— START OF LISTED ENTRIES —

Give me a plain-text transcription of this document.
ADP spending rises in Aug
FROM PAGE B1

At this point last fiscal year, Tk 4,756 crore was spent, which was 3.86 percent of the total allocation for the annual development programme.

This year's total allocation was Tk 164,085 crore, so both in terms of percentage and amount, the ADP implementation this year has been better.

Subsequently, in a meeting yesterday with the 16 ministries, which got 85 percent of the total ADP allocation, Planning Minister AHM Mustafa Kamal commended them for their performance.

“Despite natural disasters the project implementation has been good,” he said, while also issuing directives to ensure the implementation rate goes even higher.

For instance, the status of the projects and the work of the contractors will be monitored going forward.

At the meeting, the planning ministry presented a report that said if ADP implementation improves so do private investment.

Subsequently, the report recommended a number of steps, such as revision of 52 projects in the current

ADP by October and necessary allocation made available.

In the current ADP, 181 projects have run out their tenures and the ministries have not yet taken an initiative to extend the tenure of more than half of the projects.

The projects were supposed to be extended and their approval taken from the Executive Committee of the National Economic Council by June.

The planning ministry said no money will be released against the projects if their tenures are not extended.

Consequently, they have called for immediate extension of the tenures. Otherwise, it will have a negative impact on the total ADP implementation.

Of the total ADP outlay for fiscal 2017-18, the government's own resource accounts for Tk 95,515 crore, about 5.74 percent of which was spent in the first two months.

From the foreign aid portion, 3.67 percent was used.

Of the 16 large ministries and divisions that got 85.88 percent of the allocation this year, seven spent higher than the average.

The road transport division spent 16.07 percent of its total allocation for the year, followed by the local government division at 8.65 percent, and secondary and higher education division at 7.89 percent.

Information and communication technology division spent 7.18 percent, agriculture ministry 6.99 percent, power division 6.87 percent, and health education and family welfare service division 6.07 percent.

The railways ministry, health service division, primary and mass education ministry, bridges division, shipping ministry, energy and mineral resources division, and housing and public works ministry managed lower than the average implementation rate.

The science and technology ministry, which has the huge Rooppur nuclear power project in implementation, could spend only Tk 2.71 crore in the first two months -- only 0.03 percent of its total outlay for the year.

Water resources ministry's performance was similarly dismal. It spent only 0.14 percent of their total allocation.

— END OF LISTED ENTRIES —

▸ **TASK DESCRIPTION**: Extract, from the material above, each line holding the word "been".

▸ **OUTPUT OF THE EXERCISE**:
This year's total allocation was Tk 164,085 crore, so both in terms of percentage and amount, the ADP implementation this year has been better.
“Despite natural disasters the project implementation has been good,” he said, while also issuing directives to ensure the implementation rate goes even higher.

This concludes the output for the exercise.